Durante as visitas, alguns detentos estavam com cabeças enroladas em bandagens, graves feridas nas pernas e marcas de espancamento pelo corpo.
7.455 presos
O estado do Amazonas conta com 7.455 presos, uma taxa de cerca de 192 presos para cada 100 mil habitantes, de acordo com dados mais recentes do Infopen. Deste total, 57% estão em situação provisória.
Na avaliação da SDH, foram constatadas no estado situações de violações de leis nacionais e de convenções da Organização das Nações Unidas (ONU).
O órgão recomendou a elaboração de um plano de redução da população carcerária, investigação de casos de tortura, realização de um concurso para contratação de agentes penitenciários e cursos de formação para os funcionários.
De acordo com Convenção da ONU Contra a Tortura e Outros Tratamentos ou Penas Cruéis, Desumanos e Degradantes, tortura é definida como qualquer ato cometido por agentes públicos ou atores na função pública pelo qual se inflija intencionalmente a uma pessoa dores ou sofrimentos graves, físicos ou mentais, a fim de obter informação, castigar, intimidar ou coagir.

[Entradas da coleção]

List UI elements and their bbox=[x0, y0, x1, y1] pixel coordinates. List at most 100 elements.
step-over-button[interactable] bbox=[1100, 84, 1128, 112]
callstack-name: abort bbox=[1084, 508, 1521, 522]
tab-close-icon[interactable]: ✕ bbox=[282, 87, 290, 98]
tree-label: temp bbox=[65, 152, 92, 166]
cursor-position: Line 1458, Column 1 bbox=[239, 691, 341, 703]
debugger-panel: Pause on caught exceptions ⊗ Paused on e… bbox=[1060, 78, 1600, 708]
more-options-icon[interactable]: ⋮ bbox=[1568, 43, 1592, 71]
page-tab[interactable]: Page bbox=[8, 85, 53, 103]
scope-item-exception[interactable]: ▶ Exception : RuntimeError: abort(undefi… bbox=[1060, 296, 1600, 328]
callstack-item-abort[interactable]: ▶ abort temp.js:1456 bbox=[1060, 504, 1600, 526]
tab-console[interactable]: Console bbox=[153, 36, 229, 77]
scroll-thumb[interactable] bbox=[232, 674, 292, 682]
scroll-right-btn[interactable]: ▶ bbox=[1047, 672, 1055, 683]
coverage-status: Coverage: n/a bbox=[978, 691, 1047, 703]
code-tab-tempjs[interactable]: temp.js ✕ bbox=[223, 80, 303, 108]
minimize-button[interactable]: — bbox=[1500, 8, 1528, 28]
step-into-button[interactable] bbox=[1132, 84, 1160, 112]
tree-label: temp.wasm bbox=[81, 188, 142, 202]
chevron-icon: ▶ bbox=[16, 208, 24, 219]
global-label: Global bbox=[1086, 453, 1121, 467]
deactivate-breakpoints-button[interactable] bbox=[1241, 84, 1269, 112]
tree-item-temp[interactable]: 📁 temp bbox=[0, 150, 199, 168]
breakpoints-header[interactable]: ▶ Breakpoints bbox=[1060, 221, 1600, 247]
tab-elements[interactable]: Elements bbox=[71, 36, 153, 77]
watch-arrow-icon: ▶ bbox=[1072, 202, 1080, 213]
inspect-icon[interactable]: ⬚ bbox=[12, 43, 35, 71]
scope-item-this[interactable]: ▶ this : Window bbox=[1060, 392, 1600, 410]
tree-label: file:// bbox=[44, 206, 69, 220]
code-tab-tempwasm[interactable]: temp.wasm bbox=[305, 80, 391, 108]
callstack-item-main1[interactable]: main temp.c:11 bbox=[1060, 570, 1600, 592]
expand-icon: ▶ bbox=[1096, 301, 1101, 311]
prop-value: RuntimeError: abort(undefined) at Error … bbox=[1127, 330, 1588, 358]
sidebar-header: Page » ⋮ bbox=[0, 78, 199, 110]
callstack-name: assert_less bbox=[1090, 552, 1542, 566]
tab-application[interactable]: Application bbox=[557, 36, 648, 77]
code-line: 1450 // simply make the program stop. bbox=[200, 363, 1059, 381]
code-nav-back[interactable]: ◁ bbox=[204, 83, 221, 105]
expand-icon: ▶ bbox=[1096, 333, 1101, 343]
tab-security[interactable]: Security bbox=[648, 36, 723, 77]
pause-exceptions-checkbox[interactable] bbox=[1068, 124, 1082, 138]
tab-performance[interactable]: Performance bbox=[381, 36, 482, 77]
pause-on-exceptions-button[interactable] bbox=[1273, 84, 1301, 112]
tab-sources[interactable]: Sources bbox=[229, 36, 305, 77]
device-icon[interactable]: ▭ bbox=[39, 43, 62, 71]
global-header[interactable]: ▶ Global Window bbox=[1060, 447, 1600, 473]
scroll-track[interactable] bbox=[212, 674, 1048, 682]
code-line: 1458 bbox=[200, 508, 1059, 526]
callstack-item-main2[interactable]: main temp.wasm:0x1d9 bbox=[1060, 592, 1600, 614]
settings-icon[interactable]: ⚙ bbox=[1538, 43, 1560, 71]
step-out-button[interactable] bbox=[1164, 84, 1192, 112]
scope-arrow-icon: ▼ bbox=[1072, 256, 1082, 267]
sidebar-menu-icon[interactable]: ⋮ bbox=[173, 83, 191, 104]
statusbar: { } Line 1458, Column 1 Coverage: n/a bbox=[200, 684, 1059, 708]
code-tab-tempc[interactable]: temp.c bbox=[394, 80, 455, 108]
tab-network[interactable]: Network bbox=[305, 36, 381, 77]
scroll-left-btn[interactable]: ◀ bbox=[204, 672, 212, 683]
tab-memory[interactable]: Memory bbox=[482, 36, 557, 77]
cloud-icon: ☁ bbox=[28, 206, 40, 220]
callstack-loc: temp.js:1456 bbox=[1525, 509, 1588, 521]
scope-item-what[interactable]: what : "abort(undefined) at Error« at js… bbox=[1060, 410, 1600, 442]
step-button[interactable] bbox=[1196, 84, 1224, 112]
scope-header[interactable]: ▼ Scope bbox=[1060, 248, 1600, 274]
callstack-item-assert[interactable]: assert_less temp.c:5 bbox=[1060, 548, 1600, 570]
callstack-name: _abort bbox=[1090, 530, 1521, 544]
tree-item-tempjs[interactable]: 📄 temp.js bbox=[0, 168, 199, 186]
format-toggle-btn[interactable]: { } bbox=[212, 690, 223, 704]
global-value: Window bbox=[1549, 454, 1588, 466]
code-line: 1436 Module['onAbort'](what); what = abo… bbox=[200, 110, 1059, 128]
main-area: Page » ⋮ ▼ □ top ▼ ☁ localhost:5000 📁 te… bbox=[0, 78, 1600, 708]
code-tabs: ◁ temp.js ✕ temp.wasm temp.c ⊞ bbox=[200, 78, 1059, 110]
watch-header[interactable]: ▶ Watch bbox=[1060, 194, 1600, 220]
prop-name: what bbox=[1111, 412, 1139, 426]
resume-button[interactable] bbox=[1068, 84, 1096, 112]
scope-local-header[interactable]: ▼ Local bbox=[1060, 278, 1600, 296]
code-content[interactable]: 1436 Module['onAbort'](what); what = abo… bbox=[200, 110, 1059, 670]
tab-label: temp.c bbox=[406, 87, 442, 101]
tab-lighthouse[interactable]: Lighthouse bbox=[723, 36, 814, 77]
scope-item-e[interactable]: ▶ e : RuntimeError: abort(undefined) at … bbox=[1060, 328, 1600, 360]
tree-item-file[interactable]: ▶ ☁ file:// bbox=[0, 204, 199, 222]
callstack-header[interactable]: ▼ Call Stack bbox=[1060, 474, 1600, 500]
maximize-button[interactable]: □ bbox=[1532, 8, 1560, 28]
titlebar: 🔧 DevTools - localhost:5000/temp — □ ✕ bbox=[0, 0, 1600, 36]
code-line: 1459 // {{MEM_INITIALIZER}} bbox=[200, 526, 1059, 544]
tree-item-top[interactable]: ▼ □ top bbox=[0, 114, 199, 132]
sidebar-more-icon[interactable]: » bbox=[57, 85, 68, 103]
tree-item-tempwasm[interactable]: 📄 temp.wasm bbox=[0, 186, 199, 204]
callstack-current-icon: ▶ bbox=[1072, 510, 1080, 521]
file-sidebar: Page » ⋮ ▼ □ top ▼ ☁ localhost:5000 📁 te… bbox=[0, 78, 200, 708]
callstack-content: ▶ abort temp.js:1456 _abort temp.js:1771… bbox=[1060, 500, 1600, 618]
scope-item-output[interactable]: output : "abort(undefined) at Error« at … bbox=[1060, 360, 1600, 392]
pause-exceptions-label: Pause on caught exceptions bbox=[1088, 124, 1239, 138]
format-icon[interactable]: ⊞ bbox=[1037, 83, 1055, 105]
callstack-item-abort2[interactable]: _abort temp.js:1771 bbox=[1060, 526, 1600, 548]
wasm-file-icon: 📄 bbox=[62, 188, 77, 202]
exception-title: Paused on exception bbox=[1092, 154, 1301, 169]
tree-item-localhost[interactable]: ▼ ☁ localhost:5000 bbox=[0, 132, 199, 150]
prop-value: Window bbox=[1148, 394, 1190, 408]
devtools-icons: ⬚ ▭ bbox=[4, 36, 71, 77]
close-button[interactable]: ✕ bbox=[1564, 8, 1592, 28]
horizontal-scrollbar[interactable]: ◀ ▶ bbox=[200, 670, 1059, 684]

→ **TAREFAS A REALIZAR**
**A.** Liste todas as recomendações feitas pelo órgão segundo o texto sobre os presídios do Amazonas.
**B.** Escreva a continuação do texto sobre os presídios do Amazonas, a partir da última frase apresentada.

→ **RESPOSTAS DO EXERCÍCIO**
**A.**
- Elaboração de um plano de redução da população carcerária
- Investigação de casos de tortura
- Realização de um concurso para contratação de agentes penitenciários
- Cursos de formação para os funcionários

**B.**
A Lei 9.455/1997, por sua vez, considera tortura constranger alguém com emprego de violência ou grave ameaça, causando sofrimento psíquico ou mental a fim de obter informação, provação ação ou omissão de natureza criminosa ou em razão de discriminação.
56 mortos
Ao menos 56 pessoas foram mortas no Compaj na rebelião que começou na tarde desse domingo (1º) e chegou ao fim na manhã desta segunda-feira (2), após mais de 17 horas, no que se tornou o segundo episódio mais violento do sistema penitenciário brasileiro. Dos reféns, 74 eram detentos e 12 funcionário da Umanizzare.
O governo do Amazonas vai alugar um contêiner frigorífico para guardar os corpos dos presos assassinados durante a rebelião até a conclusão dos exames que identificarão as vítimas e as causas das mortes. Pelo menos seis detentos foram decapitados e corpos foram arremessados por sobre os muros da penitenciária.
111 mortos
O massacre mais violento do País foi o do Carandiru, em 1992. Na chacina, 111 detentos foram mortos pela polícia.
R$ 44,7 milhões
O governo estadual irá disponibilizar R$ 44,7 milhões de repasse que o Fundo Penitenciário do Amazonas recebeu do Fundo Penitenciário Nacional (Funpen) na última quinta-feira (29) para reformar a unidade, segundo nota do Ministério da Justiça.
Entenda o caso:
A rebelião foi resultado da rivalidade entre duas organizações criminosas que disputam o controle de atividades ilícitas, como o tráfico de drogas, na Região Amazônica: o Primeiro Comando da Capital (PCC) e a Família do Norte (FDN),aliada ao Comando Vermelho (CV), do Rio de Janeiro.
A informação foi confirmadas pelo secretário de Segurança Pública do Amazonas, Sérgio Fontes, em entrevista à imprensa nesta segunda-feira.
Ele disse ainda que as forças de segurança optaram por não entrar no Compaj por considerar que as consequências seriam imprevisíveis.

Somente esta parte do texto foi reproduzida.